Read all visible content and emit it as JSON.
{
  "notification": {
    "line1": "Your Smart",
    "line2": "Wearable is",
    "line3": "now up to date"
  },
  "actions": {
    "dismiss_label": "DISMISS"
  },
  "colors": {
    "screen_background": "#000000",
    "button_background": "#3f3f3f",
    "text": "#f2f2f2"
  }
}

++++++

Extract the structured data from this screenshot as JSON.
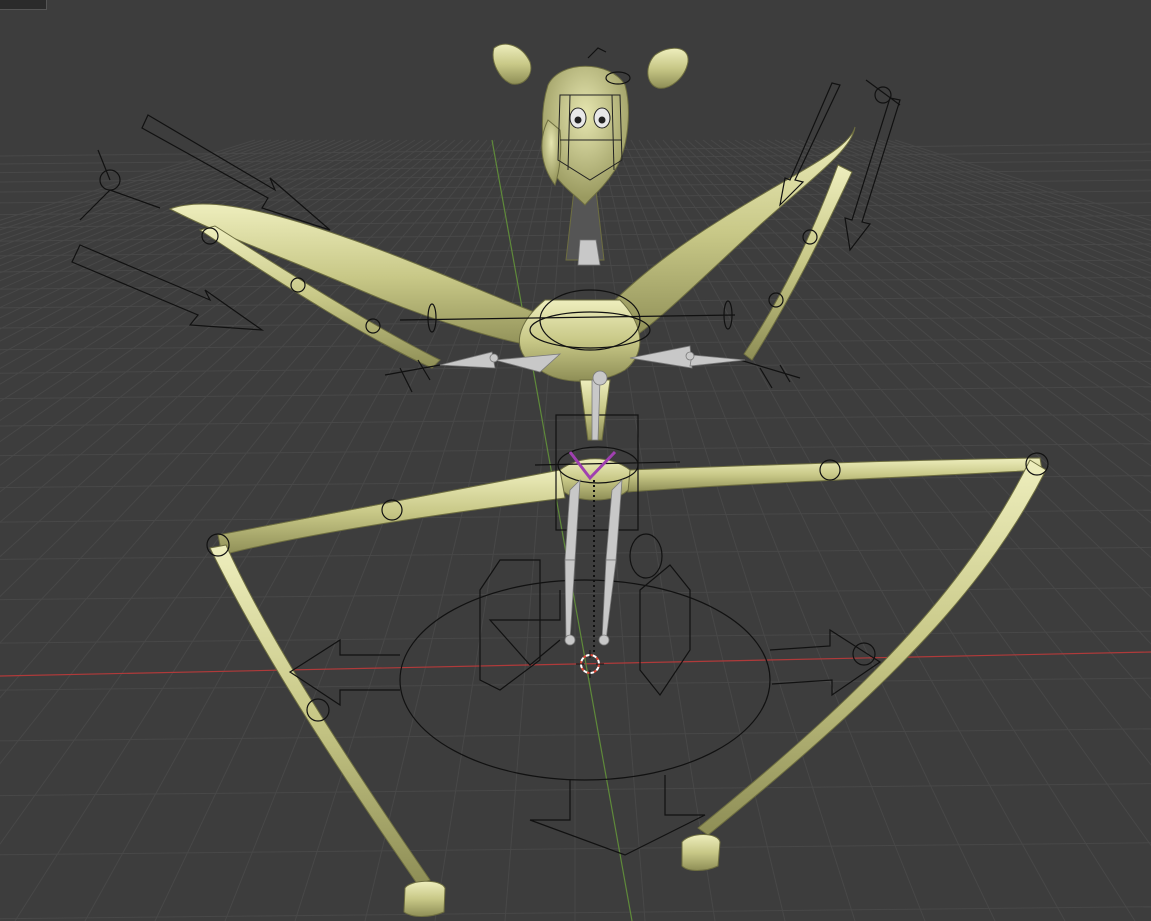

++++++

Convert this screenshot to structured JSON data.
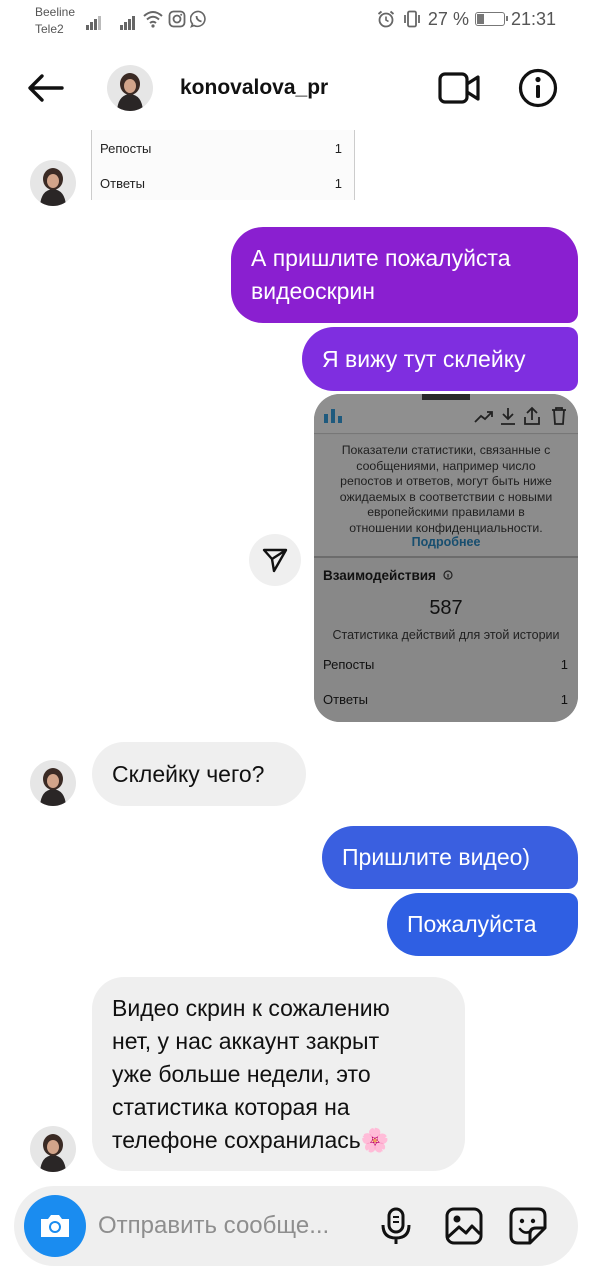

++++++

● Task statement
Pick out the lines above that hold the string "this" and show them.

● The answer
Extract the structured data from this screenshot as JSON.
Convert this screenshot to structured JSON data.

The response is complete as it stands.